Article:

La masse n’est nullement une propriété attachée à la matière. Tout le monde a entendu récemment parler du « boson de Higgs » qui passe d’une particule virtuelle du vide à une autre et transmet ainsi la propriété de masse. Eh bien, ce phénomène signifie que le corpuscule de matière possédant une masse inerte n’est pas durablement le même et que la masse est une propriété qui saute d’un corpuscule à un autre. La masse est donc une propriété qui appartient au vide et pas à la matière (on dit aussi un champ). Le boson de Higgs, comme tous les bosons, est du même type que le boson de lumière encore appelé photon lumineux. Donc la masse n’est pas transportée par la matière mais par la lumière ! Voilà une idée fort peu fondée sur une évidence visible !

Compacte, dense, connexe, continue et solide, la matière ? Pas du tout ! C’est un fromage à trous avec quasiment que des trous à toutes les échelles… On l’a dit précédemment, les corpuscules de matière ne se touchent jamais et maintiennent entre eux des distances respectables. Au sein de chaque niveau de structure de la matière, il y a essentiellement du vide et quelques grains qui occupent un tout petit volume. Et encore, au sein de ces « grains », on trouve encore essentiellement du vide et quelques grains… La molécule : du vide et quelques atomes. L’atome : du vide et quelques noyaux entourés à grande distance de quelques électrons. Etc…

Par elle-même, la matière ne touche rien, ne sent rien, ne perçoit rien des autres matières. Ce n’est pas propre à l’être humain. Aucune matière n’a de contact direct avec une autre matière ! Il n’est possible à une matière de recevoir de l’information sur une autre matière que par des bosons d’interaction (c’est-à-dire en somme par de la lumière).

Lignes d'enregistrements:
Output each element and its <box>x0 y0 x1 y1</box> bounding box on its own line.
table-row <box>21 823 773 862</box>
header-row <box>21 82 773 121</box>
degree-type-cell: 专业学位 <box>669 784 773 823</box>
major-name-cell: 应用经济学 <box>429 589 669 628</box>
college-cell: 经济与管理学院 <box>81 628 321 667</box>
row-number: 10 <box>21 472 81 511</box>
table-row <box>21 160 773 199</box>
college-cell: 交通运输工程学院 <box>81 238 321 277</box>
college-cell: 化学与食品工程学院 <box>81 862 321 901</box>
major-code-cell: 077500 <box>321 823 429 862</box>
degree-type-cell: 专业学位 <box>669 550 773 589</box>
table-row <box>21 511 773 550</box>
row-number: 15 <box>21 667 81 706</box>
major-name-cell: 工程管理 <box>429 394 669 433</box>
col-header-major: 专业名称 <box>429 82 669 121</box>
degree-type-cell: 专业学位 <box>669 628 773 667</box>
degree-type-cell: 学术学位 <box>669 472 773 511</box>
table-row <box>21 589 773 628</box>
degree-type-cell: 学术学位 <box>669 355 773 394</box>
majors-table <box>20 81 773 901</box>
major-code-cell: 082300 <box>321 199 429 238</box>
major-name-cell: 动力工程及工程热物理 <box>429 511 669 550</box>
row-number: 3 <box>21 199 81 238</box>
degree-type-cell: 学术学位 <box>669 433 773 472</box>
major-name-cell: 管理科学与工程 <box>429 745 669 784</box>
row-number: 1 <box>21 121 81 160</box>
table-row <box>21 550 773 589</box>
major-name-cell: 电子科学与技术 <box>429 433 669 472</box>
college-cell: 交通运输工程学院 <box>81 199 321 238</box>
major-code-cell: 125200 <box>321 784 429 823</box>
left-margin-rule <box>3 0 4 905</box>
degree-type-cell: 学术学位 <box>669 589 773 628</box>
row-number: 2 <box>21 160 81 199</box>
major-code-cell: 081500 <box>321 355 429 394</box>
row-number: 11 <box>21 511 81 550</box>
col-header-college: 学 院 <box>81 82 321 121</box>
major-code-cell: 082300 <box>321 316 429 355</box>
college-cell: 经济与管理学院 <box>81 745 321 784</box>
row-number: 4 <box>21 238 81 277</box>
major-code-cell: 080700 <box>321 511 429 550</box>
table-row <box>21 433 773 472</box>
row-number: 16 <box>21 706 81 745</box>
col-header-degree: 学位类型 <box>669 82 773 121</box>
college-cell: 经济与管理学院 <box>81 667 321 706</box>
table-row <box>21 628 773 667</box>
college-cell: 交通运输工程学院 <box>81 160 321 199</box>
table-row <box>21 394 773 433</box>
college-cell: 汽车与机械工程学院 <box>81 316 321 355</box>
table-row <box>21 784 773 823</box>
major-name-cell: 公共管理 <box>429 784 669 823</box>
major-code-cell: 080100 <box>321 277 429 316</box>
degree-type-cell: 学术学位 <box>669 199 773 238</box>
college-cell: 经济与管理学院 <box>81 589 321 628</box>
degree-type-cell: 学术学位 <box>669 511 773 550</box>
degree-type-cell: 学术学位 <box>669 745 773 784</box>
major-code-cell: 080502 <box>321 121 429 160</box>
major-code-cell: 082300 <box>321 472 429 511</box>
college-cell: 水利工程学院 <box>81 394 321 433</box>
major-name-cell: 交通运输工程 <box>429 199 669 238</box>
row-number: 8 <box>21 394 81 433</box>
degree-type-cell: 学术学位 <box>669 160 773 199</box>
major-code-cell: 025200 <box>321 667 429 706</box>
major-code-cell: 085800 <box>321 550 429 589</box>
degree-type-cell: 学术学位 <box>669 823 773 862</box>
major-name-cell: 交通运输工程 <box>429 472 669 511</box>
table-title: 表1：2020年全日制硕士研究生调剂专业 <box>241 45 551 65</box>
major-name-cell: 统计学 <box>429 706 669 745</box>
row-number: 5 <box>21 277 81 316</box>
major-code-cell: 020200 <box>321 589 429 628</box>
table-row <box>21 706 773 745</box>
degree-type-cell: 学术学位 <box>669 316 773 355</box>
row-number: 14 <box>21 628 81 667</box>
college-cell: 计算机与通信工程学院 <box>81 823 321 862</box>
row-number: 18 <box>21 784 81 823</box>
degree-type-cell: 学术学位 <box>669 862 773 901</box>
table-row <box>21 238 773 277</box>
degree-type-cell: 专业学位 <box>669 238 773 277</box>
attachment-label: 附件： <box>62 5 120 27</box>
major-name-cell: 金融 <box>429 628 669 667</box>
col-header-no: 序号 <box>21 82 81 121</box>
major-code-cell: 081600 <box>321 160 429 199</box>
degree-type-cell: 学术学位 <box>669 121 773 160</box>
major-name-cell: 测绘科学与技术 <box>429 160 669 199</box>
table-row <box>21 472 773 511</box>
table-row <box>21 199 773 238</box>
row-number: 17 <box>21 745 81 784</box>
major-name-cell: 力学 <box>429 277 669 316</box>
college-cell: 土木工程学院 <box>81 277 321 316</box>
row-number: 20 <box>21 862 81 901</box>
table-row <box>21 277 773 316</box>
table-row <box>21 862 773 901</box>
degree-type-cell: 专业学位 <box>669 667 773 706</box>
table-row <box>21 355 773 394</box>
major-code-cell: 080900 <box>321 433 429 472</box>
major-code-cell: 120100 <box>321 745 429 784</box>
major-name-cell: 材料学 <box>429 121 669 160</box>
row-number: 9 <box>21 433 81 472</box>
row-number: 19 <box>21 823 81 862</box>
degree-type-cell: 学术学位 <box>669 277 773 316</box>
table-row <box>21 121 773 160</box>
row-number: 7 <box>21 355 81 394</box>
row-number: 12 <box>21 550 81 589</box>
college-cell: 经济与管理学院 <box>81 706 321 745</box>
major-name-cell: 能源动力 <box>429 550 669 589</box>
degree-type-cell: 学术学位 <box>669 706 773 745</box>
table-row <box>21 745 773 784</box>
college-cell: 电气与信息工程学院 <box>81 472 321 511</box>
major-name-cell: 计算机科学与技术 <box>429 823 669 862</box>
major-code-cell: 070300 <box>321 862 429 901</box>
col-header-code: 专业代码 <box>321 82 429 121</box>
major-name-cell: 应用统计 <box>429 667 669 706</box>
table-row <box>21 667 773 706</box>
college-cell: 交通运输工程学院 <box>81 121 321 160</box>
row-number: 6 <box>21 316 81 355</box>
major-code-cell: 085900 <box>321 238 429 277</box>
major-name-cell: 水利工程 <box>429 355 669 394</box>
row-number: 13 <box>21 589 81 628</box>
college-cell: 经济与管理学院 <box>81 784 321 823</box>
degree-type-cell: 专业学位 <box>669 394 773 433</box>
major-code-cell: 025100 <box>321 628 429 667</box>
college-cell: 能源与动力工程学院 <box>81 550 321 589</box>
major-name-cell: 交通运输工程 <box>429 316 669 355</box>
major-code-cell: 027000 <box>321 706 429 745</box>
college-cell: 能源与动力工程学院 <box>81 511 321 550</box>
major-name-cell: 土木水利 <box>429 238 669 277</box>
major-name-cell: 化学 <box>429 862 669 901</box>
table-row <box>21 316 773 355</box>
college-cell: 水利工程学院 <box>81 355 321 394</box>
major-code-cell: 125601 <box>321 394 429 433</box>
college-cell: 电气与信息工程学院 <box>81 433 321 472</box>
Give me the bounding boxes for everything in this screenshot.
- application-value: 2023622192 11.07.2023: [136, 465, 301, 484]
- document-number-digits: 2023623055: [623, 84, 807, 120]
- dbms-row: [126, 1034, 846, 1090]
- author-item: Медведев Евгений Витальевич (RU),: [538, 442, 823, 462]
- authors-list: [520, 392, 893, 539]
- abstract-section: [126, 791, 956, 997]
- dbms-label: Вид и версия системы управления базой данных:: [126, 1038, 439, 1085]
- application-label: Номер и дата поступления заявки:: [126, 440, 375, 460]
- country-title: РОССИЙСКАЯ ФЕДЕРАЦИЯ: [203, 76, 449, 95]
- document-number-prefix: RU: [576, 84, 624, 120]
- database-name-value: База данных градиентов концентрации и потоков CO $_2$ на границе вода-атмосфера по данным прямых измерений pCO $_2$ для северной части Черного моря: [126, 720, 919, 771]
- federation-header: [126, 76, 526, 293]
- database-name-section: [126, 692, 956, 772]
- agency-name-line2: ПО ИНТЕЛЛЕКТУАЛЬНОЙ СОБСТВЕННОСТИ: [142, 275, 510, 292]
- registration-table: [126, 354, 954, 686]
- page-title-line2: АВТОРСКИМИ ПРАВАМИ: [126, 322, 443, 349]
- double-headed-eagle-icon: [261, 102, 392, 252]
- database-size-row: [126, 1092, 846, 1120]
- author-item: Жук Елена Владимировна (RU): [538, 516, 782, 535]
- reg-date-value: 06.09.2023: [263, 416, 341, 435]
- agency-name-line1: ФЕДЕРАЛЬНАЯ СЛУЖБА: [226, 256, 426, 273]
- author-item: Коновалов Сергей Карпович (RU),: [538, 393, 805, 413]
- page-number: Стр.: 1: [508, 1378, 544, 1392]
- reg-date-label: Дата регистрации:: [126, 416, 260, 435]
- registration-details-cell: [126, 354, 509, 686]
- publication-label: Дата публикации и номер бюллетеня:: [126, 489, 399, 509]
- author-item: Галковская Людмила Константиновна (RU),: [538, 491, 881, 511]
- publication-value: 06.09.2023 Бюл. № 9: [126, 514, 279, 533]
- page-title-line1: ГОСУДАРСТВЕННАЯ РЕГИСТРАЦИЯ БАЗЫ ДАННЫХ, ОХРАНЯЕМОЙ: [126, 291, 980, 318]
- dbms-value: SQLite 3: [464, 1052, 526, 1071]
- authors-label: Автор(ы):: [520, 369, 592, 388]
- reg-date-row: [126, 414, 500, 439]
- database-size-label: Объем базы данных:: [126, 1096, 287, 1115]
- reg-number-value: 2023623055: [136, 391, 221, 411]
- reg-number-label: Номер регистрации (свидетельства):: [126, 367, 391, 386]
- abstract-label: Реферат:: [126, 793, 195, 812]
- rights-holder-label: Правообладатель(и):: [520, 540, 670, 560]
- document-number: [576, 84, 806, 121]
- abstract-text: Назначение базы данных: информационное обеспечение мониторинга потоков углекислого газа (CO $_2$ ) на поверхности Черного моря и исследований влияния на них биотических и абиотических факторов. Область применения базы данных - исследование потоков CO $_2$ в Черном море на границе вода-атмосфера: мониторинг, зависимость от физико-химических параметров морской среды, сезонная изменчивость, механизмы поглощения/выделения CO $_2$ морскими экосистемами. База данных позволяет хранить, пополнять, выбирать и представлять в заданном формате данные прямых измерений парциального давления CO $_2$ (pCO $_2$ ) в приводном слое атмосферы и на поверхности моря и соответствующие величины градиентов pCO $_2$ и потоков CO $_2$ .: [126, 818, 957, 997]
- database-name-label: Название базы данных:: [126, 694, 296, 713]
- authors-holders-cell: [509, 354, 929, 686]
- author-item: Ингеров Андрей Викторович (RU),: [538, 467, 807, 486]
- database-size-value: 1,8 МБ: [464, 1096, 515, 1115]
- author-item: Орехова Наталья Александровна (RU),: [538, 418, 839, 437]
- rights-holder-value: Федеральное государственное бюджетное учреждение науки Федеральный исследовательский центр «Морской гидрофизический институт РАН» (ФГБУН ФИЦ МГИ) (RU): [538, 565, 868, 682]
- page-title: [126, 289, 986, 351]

Votre tâche: Extrayez de l'article sur la matière le passage qui va de "Par elle-même, la" à "de la lumière).", sans rien y changer. Vous n'avez pas besoin des enregistrements.

Réponse complète:
Par elle-même, la matière ne touche rien, ne sent rien, ne perçoit rien des autres matières. Ce n’est pas propre à l’être humain. Aucune matière n’a de contact direct avec une autre matière ! Il n’est possible à une matière de recevoir de l’information sur une autre matière que par des bosons d’interaction (c’est-à-dire en somme par de la lumière).